## START

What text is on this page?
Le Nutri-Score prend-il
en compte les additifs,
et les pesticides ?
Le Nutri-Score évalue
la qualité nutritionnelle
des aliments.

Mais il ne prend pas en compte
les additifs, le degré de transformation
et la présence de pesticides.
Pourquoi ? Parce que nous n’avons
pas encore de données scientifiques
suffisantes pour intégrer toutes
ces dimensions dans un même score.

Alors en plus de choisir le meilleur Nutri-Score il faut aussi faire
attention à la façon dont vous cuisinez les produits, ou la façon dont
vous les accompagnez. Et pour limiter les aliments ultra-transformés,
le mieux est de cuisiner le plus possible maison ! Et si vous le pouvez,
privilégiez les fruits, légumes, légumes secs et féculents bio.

## END
## START

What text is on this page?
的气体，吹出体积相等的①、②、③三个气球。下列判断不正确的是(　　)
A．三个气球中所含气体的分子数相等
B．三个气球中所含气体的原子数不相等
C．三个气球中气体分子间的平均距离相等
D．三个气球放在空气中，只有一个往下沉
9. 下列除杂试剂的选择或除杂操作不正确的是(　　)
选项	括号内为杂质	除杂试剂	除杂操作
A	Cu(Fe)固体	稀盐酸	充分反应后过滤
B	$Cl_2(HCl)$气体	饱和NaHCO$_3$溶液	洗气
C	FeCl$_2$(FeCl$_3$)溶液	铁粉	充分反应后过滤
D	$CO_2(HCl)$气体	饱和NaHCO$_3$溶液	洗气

## END

Locate the word "compte" in the records above, and return each line that has it.

● Task response
en compte les additifs,
Mais il ne prend pas en compte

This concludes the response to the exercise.